PROMPT —
Exactly reproduce each record listed below.

THE INPUT —
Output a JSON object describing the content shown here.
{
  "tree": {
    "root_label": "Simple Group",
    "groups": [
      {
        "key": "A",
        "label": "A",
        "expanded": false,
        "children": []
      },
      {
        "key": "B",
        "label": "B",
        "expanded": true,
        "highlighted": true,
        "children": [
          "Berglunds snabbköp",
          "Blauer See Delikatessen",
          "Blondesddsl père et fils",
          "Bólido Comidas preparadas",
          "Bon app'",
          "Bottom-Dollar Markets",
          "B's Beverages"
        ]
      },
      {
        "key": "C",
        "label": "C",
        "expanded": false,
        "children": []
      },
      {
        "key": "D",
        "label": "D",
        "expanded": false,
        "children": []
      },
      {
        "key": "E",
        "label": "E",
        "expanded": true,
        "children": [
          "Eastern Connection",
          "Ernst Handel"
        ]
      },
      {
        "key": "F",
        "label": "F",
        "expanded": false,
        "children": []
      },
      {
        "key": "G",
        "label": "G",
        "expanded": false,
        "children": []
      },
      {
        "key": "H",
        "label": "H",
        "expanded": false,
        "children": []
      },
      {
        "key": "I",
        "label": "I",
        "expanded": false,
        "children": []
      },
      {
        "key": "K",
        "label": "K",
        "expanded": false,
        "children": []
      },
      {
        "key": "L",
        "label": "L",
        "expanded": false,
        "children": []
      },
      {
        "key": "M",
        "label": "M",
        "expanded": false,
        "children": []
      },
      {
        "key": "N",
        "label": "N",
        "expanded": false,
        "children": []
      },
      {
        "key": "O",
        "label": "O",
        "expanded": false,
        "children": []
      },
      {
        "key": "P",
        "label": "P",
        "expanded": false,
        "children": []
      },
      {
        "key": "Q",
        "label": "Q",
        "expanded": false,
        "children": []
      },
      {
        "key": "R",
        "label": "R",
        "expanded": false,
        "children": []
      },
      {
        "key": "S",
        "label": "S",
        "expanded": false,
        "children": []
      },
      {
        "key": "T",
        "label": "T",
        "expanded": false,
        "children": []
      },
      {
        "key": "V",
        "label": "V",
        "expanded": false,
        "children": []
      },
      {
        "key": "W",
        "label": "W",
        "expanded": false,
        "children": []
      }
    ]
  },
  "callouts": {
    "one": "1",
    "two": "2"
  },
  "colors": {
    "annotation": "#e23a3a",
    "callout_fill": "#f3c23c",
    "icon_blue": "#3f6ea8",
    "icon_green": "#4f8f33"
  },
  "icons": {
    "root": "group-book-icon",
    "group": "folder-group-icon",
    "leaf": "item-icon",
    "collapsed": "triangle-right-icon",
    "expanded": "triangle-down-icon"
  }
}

SOLUTION FOR THIS TASK —
Output a JSON object describing the content shown here.
{
  "tree": {
    "root_label": "Simple Group",
    "groups": [
      {
        "key": "A",
        "label": "A",
        "expanded": false,
        "children": []
      },
      {
        "key": "B",
        "label": "B",
        "expanded": true,
        "highlighted": true,
        "children": [
          "Berglunds snabbköp",
          "Blauer See Delikatessen",
          "Blondesddsl père et fils",
          "Bólido Comidas preparadas",
          "Bon app'",
          "Bottom-Dollar Markets",
          "B's Beverages"
        ]
      },
      {
        "key": "C",
        "label": "C",
        "expanded": false,
        "children": []
      },
      {
        "key": "D",
        "label": "D",
        "expanded": false,
        "children": []
      },
      {
        "key": "E",
        "label": "E",
        "expanded": true,
        "children": [
          "Eastern Connection",
          "Ernst Handel"
        ]
      },
      {
        "key": "F",
        "label": "F",
        "expanded": false,
        "children": []
      },
      {
        "key": "G",
        "label": "G",
        "expanded": false,
        "children": []
      },
      {
        "key": "H",
        "label": "H",
        "expanded": false,
        "children": []
      },
      {
        "key": "I",
        "label": "I",
        "expanded": false,
        "children": []
      },
      {
        "key": "K",
        "label": "K",
        "expanded": false,
        "children": []
      },
      {
        "key": "L",
        "label": "L",
        "expanded": false,
        "children": []
      },
      {
        "key": "M",
        "label": "M",
        "expanded": false,
        "children": []
      },
      {
        "key": "N",
        "label": "N",
        "expanded": false,
        "children": []
      },
      {
        "key": "O",
        "label": "O",
        "expanded": false,
        "children": []
      },
      {
        "key": "P",
        "label": "P",
        "expanded": false,
        "children": []
      },
      {
        "key": "Q",
        "label": "Q",
        "expanded": false,
        "children": []
      },
      {
        "key": "R",
        "label": "R",
        "expanded": false,
        "children": []
      },
      {
        "key": "S",
        "label": "S",
        "expanded": false,
        "children": []
      },
      {
        "key": "T",
        "label": "T",
        "expanded": false,
        "children": []
      },
      {
        "key": "V",
        "label": "V",
        "expanded": false,
        "children": []
      },
      {
        "key": "W",
        "label": "W",
        "expanded": false,
        "children": []
      }
    ]
  },
  "callouts": {
    "one": "1",
    "two": "2"
  },
  "colors": {
    "annotation": "#e23a3a",
    "callout_fill": "#f3c23c",
    "icon_blue": "#3f6ea8",
    "icon_green": "#4f8f33"
  },
  "icons": {
    "root": "group-book-icon",
    "group": "folder-group-icon",
    "leaf": "item-icon",
    "collapsed": "triangle-right-icon",
    "expanded": "triangle-down-icon"
  }
}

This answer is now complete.